### DO THIS
Check each line of the entries below for the string "mantissa" and state how many lines have it, with no other text.

### MATERIAL PROVIDED

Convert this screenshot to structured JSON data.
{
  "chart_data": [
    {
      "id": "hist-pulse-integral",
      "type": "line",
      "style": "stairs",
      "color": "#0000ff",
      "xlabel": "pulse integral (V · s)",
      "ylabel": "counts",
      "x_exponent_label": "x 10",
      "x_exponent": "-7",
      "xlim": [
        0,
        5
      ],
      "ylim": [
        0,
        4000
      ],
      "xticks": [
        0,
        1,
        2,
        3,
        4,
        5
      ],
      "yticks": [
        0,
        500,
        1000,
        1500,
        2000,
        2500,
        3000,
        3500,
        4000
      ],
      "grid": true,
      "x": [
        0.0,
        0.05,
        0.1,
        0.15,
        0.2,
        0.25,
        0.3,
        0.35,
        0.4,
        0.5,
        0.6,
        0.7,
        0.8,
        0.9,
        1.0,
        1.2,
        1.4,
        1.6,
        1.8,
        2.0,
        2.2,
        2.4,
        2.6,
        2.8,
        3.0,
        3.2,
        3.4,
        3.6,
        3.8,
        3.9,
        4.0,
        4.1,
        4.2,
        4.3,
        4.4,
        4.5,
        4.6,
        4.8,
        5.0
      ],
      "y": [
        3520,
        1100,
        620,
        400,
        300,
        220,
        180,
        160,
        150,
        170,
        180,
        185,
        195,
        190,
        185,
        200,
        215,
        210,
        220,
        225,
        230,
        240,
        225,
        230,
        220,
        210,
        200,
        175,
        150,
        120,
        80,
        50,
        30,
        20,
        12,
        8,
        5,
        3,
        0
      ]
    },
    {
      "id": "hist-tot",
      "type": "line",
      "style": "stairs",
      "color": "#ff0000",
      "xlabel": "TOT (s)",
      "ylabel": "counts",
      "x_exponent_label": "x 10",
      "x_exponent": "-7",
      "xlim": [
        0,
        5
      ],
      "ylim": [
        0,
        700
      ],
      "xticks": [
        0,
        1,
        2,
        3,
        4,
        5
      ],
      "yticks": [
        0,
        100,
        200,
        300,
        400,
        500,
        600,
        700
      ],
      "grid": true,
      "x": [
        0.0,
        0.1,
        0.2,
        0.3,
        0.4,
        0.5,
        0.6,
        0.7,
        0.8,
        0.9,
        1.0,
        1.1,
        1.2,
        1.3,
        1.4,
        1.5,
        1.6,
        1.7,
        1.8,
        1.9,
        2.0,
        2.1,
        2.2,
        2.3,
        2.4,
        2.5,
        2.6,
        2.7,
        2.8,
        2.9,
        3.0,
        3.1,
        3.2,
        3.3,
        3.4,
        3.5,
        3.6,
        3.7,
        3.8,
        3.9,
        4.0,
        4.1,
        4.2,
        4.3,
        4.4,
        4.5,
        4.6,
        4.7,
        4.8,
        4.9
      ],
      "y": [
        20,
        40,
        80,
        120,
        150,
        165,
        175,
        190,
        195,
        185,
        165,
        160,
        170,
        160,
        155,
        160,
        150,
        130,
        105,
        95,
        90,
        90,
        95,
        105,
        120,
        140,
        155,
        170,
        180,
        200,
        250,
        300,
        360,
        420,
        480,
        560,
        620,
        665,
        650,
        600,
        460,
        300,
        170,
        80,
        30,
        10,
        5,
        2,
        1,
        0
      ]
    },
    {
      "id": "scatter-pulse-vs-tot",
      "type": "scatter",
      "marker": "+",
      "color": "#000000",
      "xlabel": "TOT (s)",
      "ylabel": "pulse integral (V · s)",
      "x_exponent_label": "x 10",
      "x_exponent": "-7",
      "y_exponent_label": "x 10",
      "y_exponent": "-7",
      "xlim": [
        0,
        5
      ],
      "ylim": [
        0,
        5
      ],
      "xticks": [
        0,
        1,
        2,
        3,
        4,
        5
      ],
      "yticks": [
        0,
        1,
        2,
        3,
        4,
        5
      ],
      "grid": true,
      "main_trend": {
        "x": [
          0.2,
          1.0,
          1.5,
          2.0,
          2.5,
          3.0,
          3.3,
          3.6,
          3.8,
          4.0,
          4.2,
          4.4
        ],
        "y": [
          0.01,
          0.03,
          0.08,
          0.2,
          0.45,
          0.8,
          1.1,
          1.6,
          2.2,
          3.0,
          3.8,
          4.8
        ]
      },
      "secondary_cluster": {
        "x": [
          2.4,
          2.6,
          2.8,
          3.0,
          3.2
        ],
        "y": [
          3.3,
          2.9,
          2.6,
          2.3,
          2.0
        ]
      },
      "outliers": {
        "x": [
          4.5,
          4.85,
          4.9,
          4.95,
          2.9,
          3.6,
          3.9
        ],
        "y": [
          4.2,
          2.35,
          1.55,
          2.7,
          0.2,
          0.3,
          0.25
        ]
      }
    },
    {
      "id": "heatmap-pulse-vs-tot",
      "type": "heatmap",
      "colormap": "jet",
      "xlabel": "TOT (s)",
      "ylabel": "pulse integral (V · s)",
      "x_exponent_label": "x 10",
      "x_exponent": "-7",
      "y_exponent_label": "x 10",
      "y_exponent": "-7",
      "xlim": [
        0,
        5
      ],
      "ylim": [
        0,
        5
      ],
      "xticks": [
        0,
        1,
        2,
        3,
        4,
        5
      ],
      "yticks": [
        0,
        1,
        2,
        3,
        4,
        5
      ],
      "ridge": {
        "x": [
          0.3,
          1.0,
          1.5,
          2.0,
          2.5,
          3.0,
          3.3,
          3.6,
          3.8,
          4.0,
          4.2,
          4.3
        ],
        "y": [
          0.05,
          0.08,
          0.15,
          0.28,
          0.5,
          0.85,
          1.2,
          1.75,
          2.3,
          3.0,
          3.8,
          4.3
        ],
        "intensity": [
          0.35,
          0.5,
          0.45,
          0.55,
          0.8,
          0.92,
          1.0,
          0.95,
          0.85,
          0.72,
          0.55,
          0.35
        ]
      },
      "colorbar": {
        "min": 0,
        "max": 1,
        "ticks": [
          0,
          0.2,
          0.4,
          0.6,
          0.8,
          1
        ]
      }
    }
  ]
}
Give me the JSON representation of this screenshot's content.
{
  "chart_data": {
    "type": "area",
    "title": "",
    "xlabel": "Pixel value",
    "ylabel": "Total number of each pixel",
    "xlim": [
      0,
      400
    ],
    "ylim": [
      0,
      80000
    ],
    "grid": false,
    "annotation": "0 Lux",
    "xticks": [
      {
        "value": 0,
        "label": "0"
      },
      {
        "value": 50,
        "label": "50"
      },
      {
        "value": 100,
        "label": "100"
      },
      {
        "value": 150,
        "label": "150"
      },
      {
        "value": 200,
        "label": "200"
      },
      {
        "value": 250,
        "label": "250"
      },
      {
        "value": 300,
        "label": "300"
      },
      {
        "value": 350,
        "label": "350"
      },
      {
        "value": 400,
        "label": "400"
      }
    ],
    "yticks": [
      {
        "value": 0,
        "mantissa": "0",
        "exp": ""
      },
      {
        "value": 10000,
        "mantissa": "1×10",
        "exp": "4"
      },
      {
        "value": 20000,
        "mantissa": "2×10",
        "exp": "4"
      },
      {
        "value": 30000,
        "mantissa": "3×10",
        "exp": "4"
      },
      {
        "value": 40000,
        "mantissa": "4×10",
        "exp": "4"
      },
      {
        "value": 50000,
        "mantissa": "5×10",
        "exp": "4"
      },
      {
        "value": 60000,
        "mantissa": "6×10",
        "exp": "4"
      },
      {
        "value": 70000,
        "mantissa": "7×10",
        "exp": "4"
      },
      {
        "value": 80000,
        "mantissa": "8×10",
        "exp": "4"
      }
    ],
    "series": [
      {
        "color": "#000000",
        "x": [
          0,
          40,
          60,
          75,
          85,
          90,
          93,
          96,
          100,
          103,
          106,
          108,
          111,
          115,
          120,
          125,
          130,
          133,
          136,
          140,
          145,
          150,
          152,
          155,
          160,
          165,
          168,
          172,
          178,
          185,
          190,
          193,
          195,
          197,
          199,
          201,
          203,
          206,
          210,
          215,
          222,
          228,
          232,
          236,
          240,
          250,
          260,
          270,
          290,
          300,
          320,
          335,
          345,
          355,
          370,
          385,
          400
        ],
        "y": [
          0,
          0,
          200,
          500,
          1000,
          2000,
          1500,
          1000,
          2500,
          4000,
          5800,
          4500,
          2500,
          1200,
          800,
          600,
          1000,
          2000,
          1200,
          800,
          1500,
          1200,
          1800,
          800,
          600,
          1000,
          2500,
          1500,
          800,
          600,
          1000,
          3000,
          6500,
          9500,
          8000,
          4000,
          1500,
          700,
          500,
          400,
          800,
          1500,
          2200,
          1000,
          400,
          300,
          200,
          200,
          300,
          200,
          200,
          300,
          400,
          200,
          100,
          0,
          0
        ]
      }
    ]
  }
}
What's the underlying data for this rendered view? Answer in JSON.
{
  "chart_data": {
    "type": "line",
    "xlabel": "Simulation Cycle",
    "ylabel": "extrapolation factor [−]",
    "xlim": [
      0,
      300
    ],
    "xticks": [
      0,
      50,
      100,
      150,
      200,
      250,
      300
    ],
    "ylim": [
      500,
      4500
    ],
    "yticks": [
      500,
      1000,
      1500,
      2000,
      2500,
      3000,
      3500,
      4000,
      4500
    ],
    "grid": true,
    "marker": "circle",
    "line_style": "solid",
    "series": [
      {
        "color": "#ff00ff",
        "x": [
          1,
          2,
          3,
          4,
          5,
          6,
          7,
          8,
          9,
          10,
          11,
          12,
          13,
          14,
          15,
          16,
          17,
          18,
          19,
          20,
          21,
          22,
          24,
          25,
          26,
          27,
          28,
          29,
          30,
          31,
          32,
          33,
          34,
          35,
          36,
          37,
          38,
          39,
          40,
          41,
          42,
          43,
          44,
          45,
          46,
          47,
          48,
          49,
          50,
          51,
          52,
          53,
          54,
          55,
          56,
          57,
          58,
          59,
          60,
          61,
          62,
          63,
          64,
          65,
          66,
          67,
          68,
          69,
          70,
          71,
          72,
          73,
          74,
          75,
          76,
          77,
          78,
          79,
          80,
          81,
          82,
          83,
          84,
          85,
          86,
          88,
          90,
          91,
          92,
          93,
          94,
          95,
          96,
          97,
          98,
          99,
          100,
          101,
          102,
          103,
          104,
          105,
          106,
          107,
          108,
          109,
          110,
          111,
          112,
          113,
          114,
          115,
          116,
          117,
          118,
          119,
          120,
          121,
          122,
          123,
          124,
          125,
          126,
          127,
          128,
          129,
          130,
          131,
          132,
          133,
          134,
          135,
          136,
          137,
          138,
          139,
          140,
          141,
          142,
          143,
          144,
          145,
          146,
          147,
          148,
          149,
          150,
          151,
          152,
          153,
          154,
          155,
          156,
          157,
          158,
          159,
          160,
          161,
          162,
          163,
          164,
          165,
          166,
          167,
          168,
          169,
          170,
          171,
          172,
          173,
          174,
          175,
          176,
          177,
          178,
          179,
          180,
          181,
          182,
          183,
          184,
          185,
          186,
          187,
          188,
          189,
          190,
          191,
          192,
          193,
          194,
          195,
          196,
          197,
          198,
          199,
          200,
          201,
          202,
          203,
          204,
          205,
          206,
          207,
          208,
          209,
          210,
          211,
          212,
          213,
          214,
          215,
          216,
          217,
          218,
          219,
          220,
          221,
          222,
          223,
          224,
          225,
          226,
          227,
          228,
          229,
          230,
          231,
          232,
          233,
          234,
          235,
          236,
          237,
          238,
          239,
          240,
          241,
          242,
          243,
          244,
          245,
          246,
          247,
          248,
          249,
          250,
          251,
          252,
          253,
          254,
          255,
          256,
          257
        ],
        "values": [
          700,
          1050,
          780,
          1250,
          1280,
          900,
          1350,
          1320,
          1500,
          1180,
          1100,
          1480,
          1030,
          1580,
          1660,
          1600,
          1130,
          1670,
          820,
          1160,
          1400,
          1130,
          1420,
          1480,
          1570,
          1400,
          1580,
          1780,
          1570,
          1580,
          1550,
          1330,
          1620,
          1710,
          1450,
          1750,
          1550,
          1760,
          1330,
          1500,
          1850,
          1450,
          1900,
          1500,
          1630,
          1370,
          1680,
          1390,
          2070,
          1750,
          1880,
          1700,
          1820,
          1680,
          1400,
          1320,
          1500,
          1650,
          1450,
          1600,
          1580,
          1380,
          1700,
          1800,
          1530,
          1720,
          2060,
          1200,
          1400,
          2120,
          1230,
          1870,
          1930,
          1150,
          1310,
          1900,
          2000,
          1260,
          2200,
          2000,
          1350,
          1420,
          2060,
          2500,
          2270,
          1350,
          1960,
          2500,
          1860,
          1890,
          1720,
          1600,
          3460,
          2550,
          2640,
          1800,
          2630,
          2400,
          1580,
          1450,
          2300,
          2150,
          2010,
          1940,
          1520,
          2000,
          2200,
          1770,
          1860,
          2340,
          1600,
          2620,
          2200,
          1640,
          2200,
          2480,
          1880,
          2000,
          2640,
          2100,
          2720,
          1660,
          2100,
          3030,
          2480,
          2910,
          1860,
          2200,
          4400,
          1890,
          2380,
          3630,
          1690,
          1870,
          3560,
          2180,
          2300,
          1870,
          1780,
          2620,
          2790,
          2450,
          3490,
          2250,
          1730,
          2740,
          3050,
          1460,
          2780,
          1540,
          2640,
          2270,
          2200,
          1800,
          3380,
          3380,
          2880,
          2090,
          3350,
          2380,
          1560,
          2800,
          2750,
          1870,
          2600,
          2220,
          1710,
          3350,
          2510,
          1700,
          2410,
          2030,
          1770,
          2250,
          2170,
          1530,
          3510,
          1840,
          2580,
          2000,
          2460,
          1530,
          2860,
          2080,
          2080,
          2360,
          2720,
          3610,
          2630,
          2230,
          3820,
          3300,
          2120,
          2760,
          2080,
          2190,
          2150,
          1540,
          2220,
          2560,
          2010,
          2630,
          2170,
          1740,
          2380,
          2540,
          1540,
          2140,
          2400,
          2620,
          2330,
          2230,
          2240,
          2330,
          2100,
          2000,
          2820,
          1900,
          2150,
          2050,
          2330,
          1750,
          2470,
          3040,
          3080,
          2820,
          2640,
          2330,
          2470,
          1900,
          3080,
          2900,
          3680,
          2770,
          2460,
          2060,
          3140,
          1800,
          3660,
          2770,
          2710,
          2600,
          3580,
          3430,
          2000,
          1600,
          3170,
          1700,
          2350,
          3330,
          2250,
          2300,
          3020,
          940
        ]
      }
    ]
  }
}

### WRITTEN RESPONSE
9